## Exercise requirements
Only the pictures are to be left out; set down the rest of the records exactly.

** BEGIN Data to use **

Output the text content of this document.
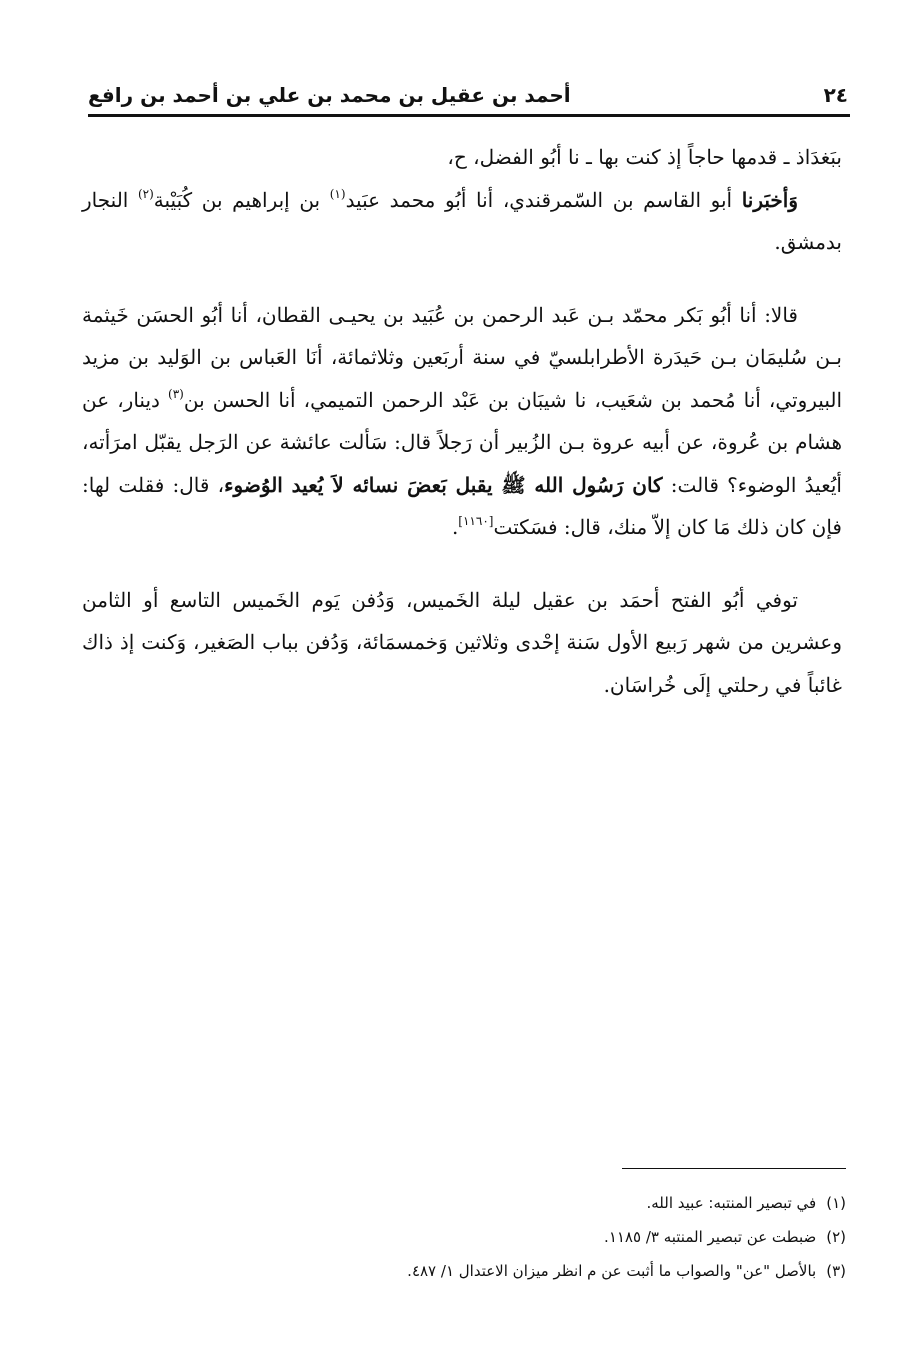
٢٤
أحمد بن عقيل بن محمد بن علي بن أحمد بن رافع

ببَغدَاذ ـ قدمها حاجاً إذ كنت بها ـ نا أبُو الفضل، ح،

وَأخبَرنا أبو القاسم بن السّمرقندي، أنا أبُو محمد عبَيد$^{(١)}$ بن إبراهيم بن كُبَيْبة$^{(٢)}$ النجار بدمشق.

قالا: أنا أبُو بَكر محمّد بـن عَبد الرحمن بن عُبَيد بن يحيـى القطان، أنا أبُو الحسَن خَيثمة بـن سُليمَان بـن حَيدَرة الأطرابلسيّ في سنة أربَعين وثلاثمائة، أنَا العَباس بن الوَليد بن مزيد البيروتي، أنا مُحمد بن شعَيب، نا شيبَان بن عَبْد الرحمن التميمي، أنا الحسن بن$^{(٣)}$ دينار، عن هشام بن عُروة، عن أبيه عروة بـن الزُبير أن رَجلاً قال: سَألت عائشة عن الرَجل يقبّل امرَأته، أيُعيدُ الوضوء؟ قالت: كان رَسُول الله ﷺ يقبل بَعضَ نسائه لاَ يُعيد الوُضوء، قال: فقلت لها: فإن كان ذلك مَا كان إلاّ منك، قال: فسَكتت[١١٦٠].

توفي أبُو الفتح أحمَد بن عقيل ليلة الخَميس، وَدُفن يَوم الخَميس التاسع أو الثامن وعشرين من شهر رَبيع الأول سَنة إحْدى وثلاثين وَخمسمَائة، وَدُفن بباب الصَغير، وَكنت إذ ذاك غائباً في رحلتي إلَى خُراسَان.

(١)
في تبصير المنتبه: عبيد الله.
(٢)
ضبطت عن تبصير المنتبه ٣/ ١١٨٥.
(٣)
بالأصل "عن" والصواب ما أثبت عن م انظر ميزان الاعتدال ١/ ٤٨٧.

** END Data to use **

## Result of this exercise
Output the text content of this document.
٢٤
أحمد بن عقيل بن محمد بن علي بن أحمد بن رافع

ببَغدَاذ ـ قدمها حاجاً إذ كنت بها ـ نا أبُو الفضل، ح،

وَأخبَرنا أبو القاسم بن السّمرقندي، أنا أبُو محمد عبَيد$^{(١)}$ بن إبراهيم بن كُبَيْبة$^{(٢)}$ النجار بدمشق.

قالا: أنا أبُو بَكر محمّد بـن عَبد الرحمن بن عُبَيد بن يحيـى القطان، أنا أبُو الحسَن خَيثمة بـن سُليمَان بـن حَيدَرة الأطرابلسيّ في سنة أربَعين وثلاثمائة، أنَا العَباس بن الوَليد بن مزيد البيروتي، أنا مُحمد بن شعَيب، نا شيبَان بن عَبْد الرحمن التميمي، أنا الحسن بن$^{(٣)}$ دينار، عن هشام بن عُروة، عن أبيه عروة بـن الزُبير أن رَجلاً قال: سَألت عائشة عن الرَجل يقبّل امرَأته، أيُعيدُ الوضوء؟ قالت: كان رَسُول الله ﷺ يقبل بَعضَ نسائه لاَ يُعيد الوُضوء، قال: فقلت لها: فإن كان ذلك مَا كان إلاّ منك، قال: فسَكتت[١١٦٠].

توفي أبُو الفتح أحمَد بن عقيل ليلة الخَميس، وَدُفن يَوم الخَميس التاسع أو الثامن وعشرين من شهر رَبيع الأول سَنة إحْدى وثلاثين وَخمسمَائة، وَدُفن بباب الصَغير، وَكنت إذ ذاك غائباً في رحلتي إلَى خُراسَان.

(١)
في تبصير المنتبه: عبيد الله.
(٢)
ضبطت عن تبصير المنتبه ٣/ ١١٨٥.
(٣)
بالأصل "عن" والصواب ما أثبت عن م انظر ميزان الاعتدال ١/ ٤٨٧.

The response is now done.